__PROBLEM STATEMENT__. Leave out the pictures and repeat the data exactly.

··· EXCERPTED DATA ···

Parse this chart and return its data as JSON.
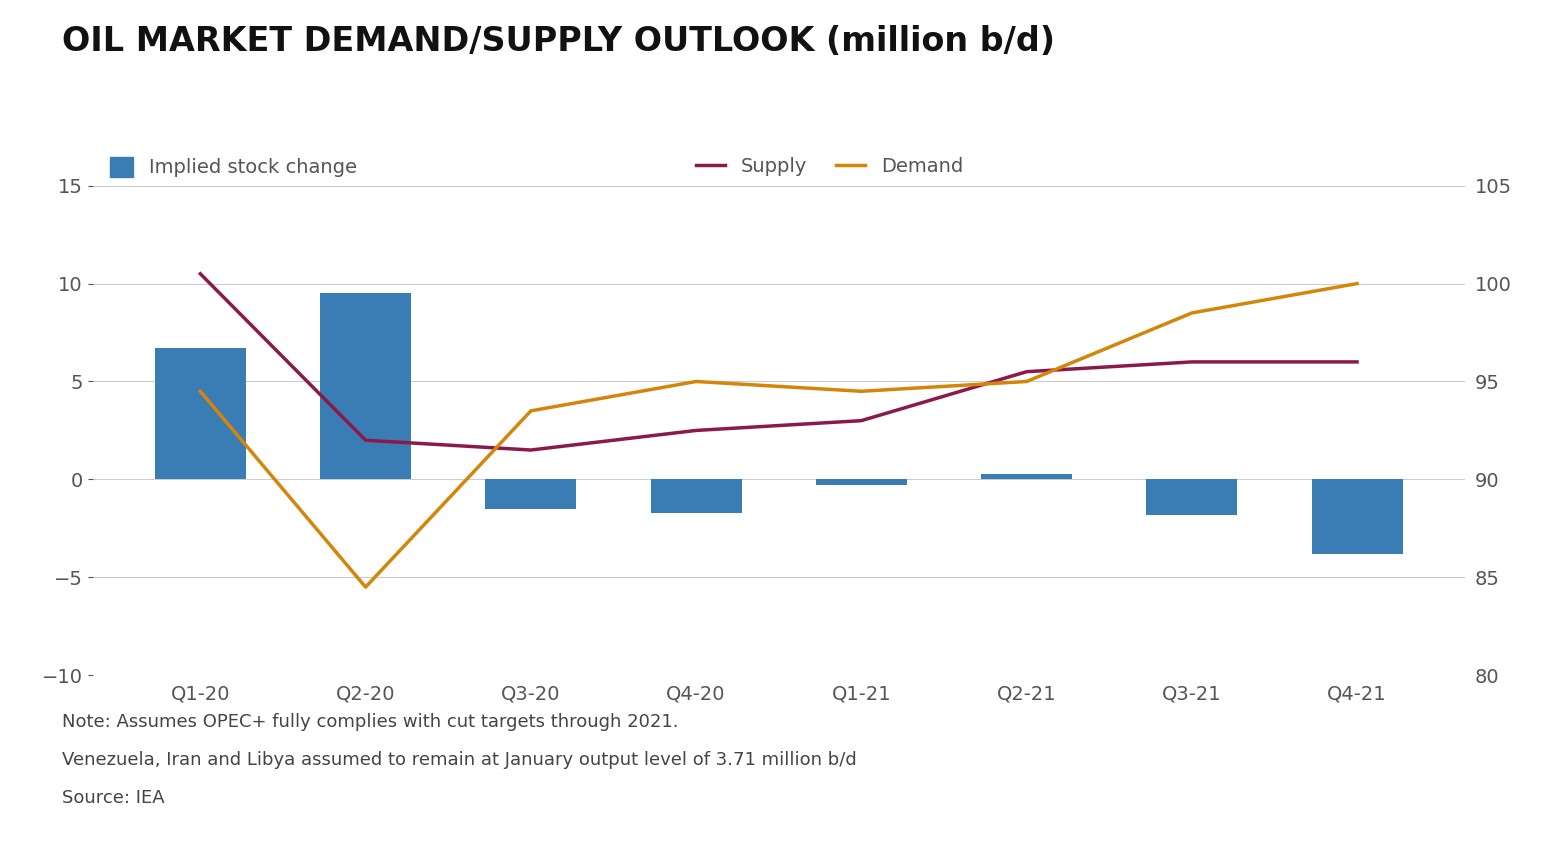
{
  "title": "OIL MARKET DEMAND/SUPPLY OUTLOOK (million b/d)",
  "categories": [
    "Q1-20",
    "Q2-20",
    "Q3-20",
    "Q4-20",
    "Q1-21",
    "Q2-21",
    "Q3-21",
    "Q4-21"
  ],
  "bar_values": [
    6.7,
    9.5,
    -1.5,
    -1.7,
    -0.3,
    0.3,
    -1.8,
    -3.8
  ],
  "supply_values": [
    100.5,
    92.0,
    91.5,
    92.5,
    93.0,
    95.5,
    96.0,
    96.0
  ],
  "demand_values": [
    94.5,
    84.5,
    93.5,
    95.0,
    94.5,
    95.0,
    98.5,
    100.0
  ],
  "bar_color": "#3A7DB5",
  "supply_color": "#8B1A4A",
  "demand_color": "#D4860B",
  "left_ylim": [
    -10,
    15
  ],
  "right_ylim": [
    80,
    105
  ],
  "left_yticks": [
    -10,
    -5,
    0,
    5,
    10,
    15
  ],
  "right_yticks": [
    80,
    85,
    90,
    95,
    100,
    105
  ],
  "note_line1": "Note: Assumes OPEC+ fully complies with cut targets through 2021.",
  "note_line2": "Venezuela, Iran and Libya assumed to remain at January output level of 3.71 million b/d",
  "note_line3": "Source: IEA",
  "bg_color": "#FFFFFF",
  "grid_color": "#CCCCCC",
  "title_fontsize": 24,
  "tick_fontsize": 14,
  "note_fontsize": 13,
  "legend_fontsize": 14,
  "axis_label_color": "#555555"
}
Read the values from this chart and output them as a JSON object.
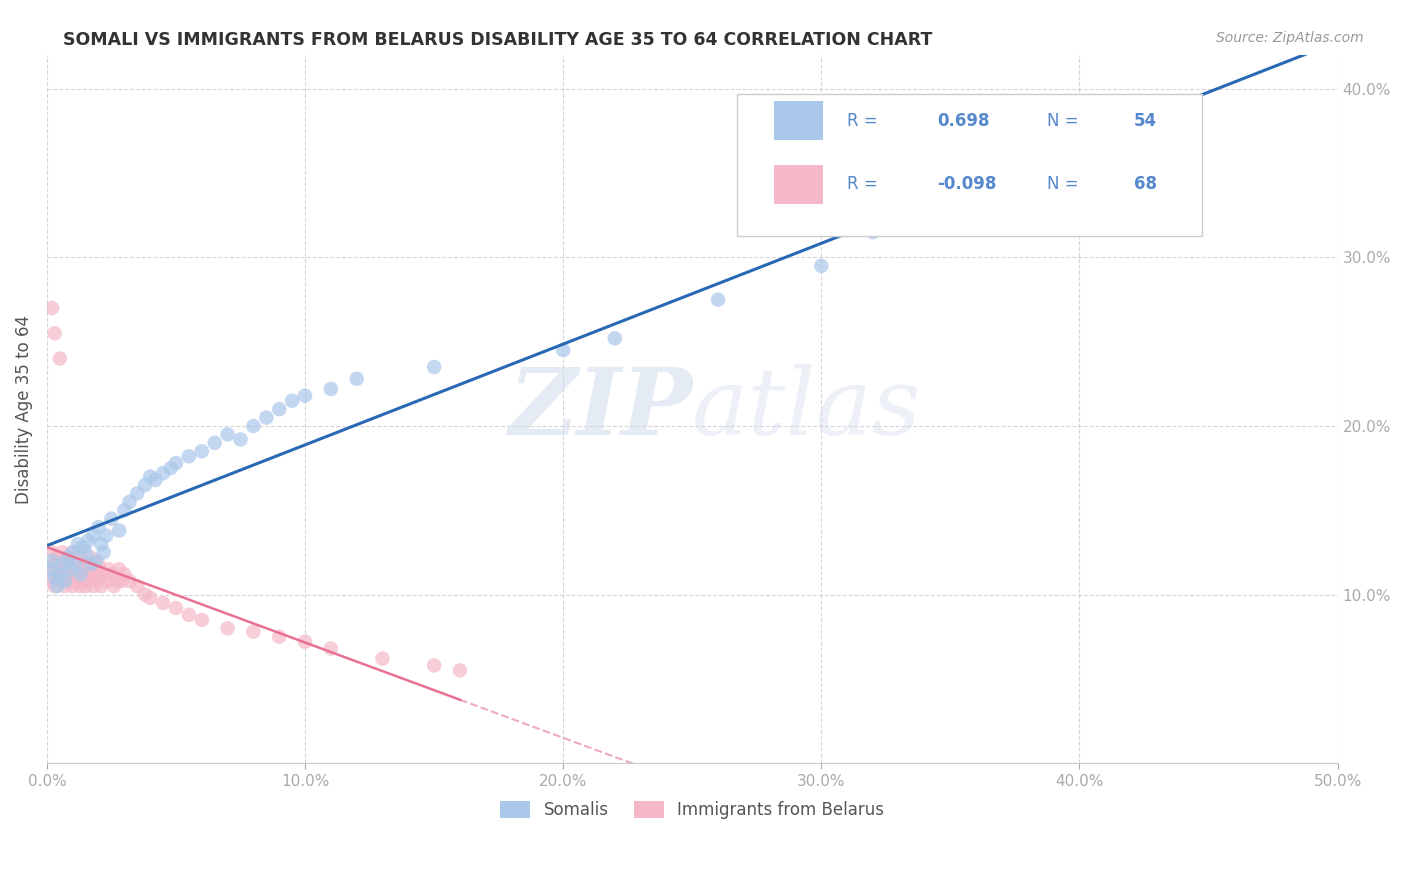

···

__ANSWER TO THIS PROBLEM__.
Parse this chart and return its data as JSON.
{
  "title": "OIL MARKET DEMAND/SUPPLY OUTLOOK (million b/d)",
  "categories": [
    "Q1-20",
    "Q2-20",
    "Q3-20",
    "Q4-20",
    "Q1-21",
    "Q2-21",
    "Q3-21",
    "Q4-21"
  ],
  "bar_values": [
    6.7,
    9.5,
    -1.5,
    -1.7,
    -0.3,
    0.3,
    -1.8,
    -3.8
  ],
  "supply_values": [
    100.5,
    92.0,
    91.5,
    92.5,
    93.0,
    95.5,
    96.0,
    96.0
  ],
  "demand_values": [
    94.5,
    84.5,
    93.5,
    95.0,
    94.5,
    95.0,
    98.5,
    100.0
  ],
  "bar_color": "#3A7DB5",
  "supply_color": "#8B1A4A",
  "demand_color": "#D4860B",
  "left_ylim": [
    -10,
    15
  ],
  "right_ylim": [
    80,
    105
  ],
  "left_yticks": [
    -10,
    -5,
    0,
    5,
    10,
    15
  ],
  "right_yticks": [
    80,
    85,
    90,
    95,
    100,
    105
  ],
  "note_line1": "Note: Assumes OPEC+ fully complies with cut targets through 2021.",
  "note_line2": "Venezuela, Iran and Libya assumed to remain at January output level of 3.71 million b/d",
  "note_line3": "Source: IEA",
  "bg_color": "#FFFFFF",
  "grid_color": "#CCCCCC",
  "title_fontsize": 24,
  "tick_fontsize": 14,
  "note_fontsize": 13,
  "legend_fontsize": 14,
  "axis_label_color": "#555555"
}
Read the values from this chart and output them as a JSON object.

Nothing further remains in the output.